Return each line of the listing that contains the string "color".
#####
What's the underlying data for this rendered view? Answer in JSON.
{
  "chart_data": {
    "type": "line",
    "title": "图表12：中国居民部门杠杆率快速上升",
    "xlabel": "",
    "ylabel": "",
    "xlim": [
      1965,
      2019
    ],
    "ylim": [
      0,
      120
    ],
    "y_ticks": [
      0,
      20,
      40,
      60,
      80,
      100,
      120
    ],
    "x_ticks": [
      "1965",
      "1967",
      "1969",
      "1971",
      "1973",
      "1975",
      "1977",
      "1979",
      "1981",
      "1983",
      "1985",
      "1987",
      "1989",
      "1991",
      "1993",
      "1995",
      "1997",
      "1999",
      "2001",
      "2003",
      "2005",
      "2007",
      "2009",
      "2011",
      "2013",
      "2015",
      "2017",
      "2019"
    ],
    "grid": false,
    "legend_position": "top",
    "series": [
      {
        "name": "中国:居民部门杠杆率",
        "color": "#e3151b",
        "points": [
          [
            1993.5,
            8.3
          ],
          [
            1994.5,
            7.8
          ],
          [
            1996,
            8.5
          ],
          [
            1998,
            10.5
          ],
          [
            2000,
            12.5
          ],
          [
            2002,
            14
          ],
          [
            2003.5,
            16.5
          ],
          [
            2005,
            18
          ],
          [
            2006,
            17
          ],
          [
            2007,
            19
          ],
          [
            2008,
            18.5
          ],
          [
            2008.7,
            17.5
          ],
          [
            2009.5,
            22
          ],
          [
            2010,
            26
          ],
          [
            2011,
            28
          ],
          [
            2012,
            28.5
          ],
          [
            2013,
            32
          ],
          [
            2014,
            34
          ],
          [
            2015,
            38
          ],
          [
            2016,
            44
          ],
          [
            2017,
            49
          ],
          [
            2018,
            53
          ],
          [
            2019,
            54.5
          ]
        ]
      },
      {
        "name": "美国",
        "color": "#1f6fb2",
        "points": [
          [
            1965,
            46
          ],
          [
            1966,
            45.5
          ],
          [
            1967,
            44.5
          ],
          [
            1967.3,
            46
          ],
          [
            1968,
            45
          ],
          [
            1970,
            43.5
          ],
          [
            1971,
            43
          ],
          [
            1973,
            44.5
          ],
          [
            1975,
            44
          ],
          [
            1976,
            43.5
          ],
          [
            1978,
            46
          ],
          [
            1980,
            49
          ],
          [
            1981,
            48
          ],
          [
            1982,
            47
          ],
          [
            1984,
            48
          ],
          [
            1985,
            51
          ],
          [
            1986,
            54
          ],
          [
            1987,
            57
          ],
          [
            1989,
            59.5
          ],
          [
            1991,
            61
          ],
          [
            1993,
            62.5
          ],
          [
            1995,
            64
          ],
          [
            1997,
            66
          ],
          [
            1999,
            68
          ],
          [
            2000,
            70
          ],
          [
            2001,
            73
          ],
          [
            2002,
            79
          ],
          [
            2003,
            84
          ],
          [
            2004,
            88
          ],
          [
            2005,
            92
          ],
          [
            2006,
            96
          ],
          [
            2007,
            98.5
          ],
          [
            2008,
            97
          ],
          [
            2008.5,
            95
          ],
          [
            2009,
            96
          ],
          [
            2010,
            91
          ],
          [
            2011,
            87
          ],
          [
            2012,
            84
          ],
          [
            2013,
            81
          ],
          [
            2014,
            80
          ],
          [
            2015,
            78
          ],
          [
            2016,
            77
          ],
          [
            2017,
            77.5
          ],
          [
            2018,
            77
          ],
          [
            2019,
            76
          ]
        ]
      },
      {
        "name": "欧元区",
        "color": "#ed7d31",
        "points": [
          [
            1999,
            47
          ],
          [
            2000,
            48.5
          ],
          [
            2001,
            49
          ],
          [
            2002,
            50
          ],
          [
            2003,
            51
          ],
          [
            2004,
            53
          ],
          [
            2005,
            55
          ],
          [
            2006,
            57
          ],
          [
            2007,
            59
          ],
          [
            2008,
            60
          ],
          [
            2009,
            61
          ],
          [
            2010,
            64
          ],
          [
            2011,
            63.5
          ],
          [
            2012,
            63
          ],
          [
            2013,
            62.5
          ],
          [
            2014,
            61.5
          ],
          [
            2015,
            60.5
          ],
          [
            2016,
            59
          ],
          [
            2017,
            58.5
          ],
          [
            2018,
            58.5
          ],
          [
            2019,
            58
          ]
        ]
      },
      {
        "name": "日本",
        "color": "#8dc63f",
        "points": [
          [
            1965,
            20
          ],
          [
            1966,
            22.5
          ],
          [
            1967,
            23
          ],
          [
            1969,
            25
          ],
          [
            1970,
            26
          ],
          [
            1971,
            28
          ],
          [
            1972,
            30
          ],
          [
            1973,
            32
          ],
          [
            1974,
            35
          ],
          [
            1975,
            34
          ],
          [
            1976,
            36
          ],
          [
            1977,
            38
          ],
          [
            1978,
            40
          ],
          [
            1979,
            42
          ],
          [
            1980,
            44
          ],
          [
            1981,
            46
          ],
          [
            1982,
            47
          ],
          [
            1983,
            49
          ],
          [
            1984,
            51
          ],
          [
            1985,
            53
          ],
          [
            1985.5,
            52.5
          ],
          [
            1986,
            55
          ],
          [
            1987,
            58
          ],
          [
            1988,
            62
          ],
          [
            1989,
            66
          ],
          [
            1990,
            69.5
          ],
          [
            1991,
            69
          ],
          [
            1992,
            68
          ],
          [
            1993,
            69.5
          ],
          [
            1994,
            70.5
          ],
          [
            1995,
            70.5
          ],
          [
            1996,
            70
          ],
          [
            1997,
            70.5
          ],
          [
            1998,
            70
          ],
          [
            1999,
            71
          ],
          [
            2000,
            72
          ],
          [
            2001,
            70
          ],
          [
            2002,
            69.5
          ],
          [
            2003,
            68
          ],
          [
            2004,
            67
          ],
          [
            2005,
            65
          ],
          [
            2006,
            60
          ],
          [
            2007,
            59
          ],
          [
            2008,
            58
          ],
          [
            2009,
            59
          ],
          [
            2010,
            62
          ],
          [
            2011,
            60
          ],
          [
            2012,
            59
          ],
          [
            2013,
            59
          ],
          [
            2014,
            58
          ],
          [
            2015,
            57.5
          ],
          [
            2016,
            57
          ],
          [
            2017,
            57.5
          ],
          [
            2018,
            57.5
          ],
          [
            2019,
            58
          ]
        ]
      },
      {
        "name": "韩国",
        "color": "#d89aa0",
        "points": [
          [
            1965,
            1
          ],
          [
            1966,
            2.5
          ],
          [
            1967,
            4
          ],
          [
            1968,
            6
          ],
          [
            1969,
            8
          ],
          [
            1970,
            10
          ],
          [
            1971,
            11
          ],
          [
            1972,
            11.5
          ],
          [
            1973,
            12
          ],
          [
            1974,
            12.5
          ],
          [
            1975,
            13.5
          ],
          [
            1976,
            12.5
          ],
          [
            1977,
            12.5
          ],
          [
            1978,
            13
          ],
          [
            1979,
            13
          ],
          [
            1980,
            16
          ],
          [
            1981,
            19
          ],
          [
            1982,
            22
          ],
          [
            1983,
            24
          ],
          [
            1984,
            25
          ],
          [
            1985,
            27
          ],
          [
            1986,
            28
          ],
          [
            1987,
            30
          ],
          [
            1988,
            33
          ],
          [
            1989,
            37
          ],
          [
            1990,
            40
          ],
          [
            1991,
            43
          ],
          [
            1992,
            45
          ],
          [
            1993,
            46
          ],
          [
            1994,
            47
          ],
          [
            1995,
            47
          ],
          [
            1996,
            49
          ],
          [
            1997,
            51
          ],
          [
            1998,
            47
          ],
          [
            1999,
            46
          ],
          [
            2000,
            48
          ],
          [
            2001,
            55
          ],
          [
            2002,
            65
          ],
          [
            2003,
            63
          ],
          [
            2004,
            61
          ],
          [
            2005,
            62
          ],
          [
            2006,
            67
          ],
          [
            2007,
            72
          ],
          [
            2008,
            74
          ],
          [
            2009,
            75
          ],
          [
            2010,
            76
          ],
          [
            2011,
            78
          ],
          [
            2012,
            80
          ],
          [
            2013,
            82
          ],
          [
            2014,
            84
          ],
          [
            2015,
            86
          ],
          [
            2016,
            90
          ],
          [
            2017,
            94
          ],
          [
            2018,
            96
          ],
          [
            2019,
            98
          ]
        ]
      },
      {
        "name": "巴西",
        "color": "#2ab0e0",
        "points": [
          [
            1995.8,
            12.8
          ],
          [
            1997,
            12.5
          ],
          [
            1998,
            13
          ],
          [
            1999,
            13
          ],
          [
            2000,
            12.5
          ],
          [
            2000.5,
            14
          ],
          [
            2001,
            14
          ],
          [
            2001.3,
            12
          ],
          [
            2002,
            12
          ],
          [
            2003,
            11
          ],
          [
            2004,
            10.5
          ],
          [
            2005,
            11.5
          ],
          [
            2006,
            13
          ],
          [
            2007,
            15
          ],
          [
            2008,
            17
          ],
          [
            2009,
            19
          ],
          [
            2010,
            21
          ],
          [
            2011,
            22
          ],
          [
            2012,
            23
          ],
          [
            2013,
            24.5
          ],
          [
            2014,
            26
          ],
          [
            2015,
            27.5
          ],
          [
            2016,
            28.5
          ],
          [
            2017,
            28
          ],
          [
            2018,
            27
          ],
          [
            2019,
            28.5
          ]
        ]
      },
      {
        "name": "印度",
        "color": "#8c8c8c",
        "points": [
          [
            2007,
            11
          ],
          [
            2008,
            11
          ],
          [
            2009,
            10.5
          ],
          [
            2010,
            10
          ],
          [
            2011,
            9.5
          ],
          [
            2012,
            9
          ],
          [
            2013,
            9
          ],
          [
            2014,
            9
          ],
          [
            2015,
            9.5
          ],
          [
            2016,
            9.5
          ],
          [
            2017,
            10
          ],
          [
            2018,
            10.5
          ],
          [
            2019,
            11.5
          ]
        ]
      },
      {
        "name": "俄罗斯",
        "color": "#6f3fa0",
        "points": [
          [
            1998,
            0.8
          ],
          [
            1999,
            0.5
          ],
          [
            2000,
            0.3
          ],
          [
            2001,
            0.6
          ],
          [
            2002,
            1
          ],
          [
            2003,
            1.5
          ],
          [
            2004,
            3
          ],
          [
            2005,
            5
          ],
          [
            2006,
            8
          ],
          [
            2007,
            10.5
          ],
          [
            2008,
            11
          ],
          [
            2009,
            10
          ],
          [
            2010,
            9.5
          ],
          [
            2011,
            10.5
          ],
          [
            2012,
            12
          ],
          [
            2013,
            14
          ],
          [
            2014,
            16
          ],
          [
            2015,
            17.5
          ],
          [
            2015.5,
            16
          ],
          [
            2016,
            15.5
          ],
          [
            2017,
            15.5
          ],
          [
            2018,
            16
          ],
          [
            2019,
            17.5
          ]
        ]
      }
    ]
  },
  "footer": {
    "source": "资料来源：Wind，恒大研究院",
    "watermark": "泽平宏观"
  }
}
#####
## RESPONSE BELOW
        "color": "#e3151b",
        "color": "#1f6fb2",
        "color": "#ed7d31",
        "color": "#8dc63f",
        "color": "#d89aa0",
        "color": "#2ab0e0",
        "color": "#8c8c8c",
        "color": "#6f3fa0",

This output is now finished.